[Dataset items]

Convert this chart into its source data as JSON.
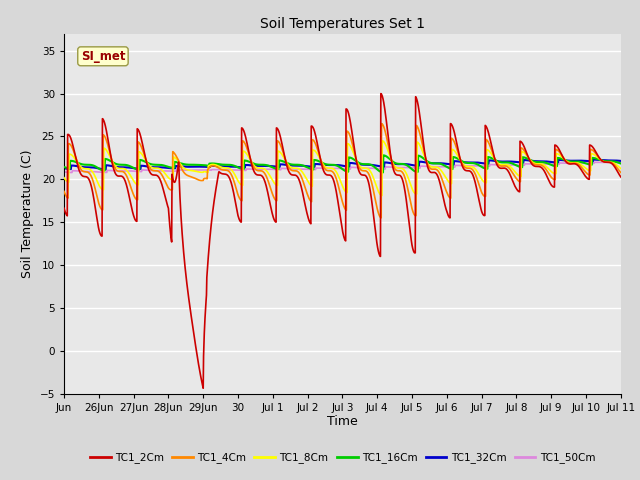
{
  "title": "Soil Temperatures Set 1",
  "xlabel": "Time",
  "ylabel": "Soil Temperature (C)",
  "ylim": [
    -5,
    37
  ],
  "yticks": [
    -5,
    0,
    5,
    10,
    15,
    20,
    25,
    30,
    35
  ],
  "annotation_text": "SI_met",
  "annotation_color": "#990000",
  "annotation_bg": "#ffffcc",
  "annotation_edge": "#999944",
  "fig_facecolor": "#d8d8d8",
  "axes_facecolor": "#e8e8e8",
  "grid_color": "#ffffff",
  "series_colors": {
    "TC1_2Cm": "#cc0000",
    "TC1_4Cm": "#ff8800",
    "TC1_8Cm": "#ffff00",
    "TC1_16Cm": "#00cc00",
    "TC1_32Cm": "#0000cc",
    "TC1_50Cm": "#dd88dd"
  },
  "tick_labels": [
    "Jun",
    "26Jun",
    "27Jun",
    "28Jun",
    "29Jun",
    "30",
    "Jul 1",
    "Jul 2",
    "Jul 3",
    "Jul 4",
    "Jul 5",
    "Jul 6",
    "Jul 7",
    "Jul 8",
    "Jul 9",
    "Jul 10",
    "Jul 11"
  ],
  "total_days": 16,
  "pts_per_day": 96
}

» **What is required**: Make an exact copy of the records shown above, without the pictures.

» **Solution for this problem**:
Convert this chart into its source data as JSON.
{
  "title": "Soil Temperatures Set 1",
  "xlabel": "Time",
  "ylabel": "Soil Temperature (C)",
  "ylim": [
    -5,
    37
  ],
  "yticks": [
    -5,
    0,
    5,
    10,
    15,
    20,
    25,
    30,
    35
  ],
  "annotation_text": "SI_met",
  "annotation_color": "#990000",
  "annotation_bg": "#ffffcc",
  "annotation_edge": "#999944",
  "fig_facecolor": "#d8d8d8",
  "axes_facecolor": "#e8e8e8",
  "grid_color": "#ffffff",
  "series_colors": {
    "TC1_2Cm": "#cc0000",
    "TC1_4Cm": "#ff8800",
    "TC1_8Cm": "#ffff00",
    "TC1_16Cm": "#00cc00",
    "TC1_32Cm": "#0000cc",
    "TC1_50Cm": "#dd88dd"
  },
  "tick_labels": [
    "Jun",
    "26Jun",
    "27Jun",
    "28Jun",
    "29Jun",
    "30",
    "Jul 1",
    "Jul 2",
    "Jul 3",
    "Jul 4",
    "Jul 5",
    "Jul 6",
    "Jul 7",
    "Jul 8",
    "Jul 9",
    "Jul 10",
    "Jul 11"
  ],
  "total_days": 16,
  "pts_per_day": 96
}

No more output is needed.